**WHAT IS ASKED**. From the listing below, extract every line containing "equity".

───── DATA SHOWN ─────

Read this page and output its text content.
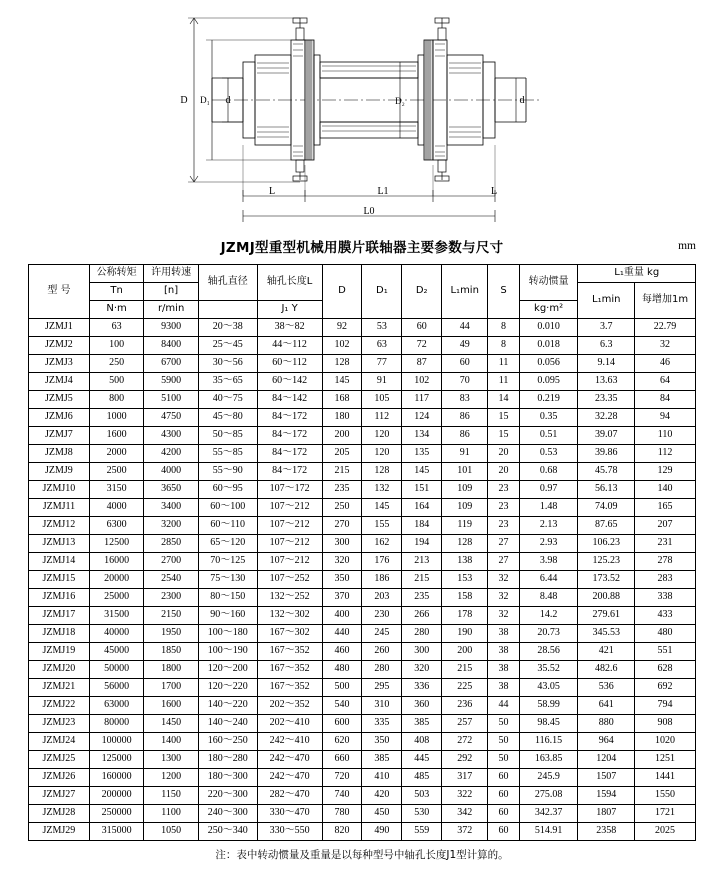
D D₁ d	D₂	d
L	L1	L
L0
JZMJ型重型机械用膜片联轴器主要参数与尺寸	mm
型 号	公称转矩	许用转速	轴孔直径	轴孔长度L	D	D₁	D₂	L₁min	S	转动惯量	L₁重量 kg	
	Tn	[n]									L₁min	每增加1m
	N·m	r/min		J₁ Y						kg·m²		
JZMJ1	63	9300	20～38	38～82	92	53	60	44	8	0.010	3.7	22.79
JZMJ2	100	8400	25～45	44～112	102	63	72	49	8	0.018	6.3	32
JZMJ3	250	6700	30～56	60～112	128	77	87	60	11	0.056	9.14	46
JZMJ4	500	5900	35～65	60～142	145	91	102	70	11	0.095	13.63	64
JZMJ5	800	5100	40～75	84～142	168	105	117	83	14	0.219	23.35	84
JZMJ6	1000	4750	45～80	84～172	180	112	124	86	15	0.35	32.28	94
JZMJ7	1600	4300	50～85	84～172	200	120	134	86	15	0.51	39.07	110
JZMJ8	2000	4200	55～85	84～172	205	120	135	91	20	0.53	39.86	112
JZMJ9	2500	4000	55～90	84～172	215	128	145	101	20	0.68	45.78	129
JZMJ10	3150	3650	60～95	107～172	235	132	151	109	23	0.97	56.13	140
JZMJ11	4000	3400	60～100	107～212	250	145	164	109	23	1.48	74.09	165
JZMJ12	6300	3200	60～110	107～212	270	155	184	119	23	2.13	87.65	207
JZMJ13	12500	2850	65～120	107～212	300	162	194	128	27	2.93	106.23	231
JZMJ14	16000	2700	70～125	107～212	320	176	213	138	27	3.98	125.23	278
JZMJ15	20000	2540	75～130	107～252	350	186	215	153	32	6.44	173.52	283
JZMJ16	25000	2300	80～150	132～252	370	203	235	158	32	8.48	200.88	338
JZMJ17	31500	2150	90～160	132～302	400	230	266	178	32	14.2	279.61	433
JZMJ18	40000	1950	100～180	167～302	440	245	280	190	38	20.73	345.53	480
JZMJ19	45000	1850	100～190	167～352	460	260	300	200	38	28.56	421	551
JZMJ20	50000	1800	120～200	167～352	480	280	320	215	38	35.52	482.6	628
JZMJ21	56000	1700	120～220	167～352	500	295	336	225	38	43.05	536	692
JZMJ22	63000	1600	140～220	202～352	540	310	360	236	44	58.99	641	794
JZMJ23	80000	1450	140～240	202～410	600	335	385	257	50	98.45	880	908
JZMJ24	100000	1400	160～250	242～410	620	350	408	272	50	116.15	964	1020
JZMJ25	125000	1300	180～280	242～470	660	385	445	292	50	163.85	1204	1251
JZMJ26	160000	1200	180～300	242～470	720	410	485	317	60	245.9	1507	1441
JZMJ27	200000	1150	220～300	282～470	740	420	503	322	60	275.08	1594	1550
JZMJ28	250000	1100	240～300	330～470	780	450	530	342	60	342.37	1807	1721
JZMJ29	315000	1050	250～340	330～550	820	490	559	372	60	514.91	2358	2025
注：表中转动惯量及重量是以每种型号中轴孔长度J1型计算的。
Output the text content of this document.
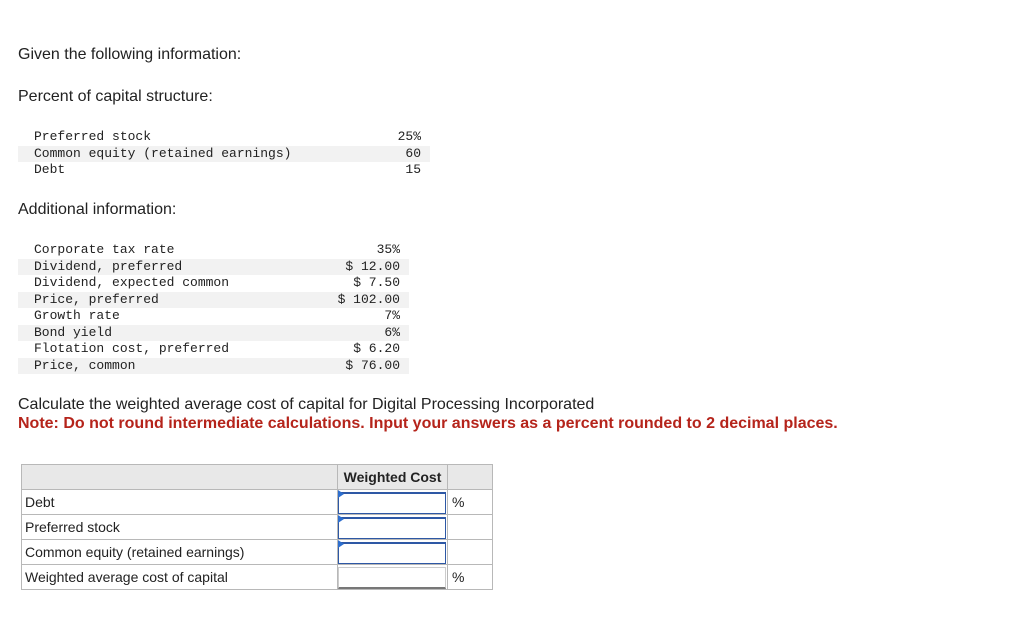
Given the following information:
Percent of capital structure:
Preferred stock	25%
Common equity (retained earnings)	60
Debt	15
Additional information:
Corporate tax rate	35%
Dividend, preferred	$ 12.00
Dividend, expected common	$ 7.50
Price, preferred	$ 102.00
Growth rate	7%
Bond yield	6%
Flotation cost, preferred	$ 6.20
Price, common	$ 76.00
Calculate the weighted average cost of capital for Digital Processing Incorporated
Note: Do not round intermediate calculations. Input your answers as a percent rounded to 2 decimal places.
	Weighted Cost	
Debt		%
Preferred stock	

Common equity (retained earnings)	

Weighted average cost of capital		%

─────
───── DATA SHOWN ─────

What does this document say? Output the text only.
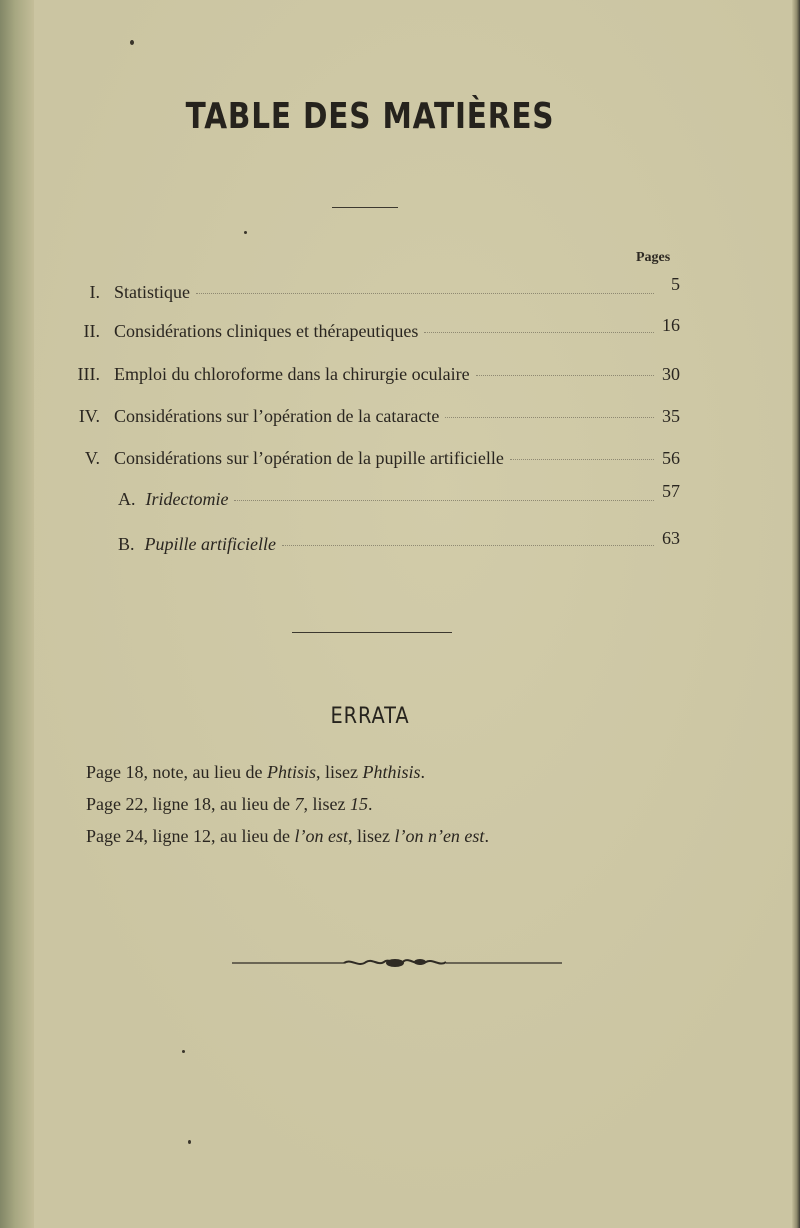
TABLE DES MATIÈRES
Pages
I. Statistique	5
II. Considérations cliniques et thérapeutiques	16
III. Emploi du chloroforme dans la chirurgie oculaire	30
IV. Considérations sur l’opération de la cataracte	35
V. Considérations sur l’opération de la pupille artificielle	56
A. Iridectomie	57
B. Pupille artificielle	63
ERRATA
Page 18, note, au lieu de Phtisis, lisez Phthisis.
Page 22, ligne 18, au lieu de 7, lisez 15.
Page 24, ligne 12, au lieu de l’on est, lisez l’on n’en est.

─────

**RESPONSE**.
Common equity (retained earnings)	60
Common equity (retained earnings)	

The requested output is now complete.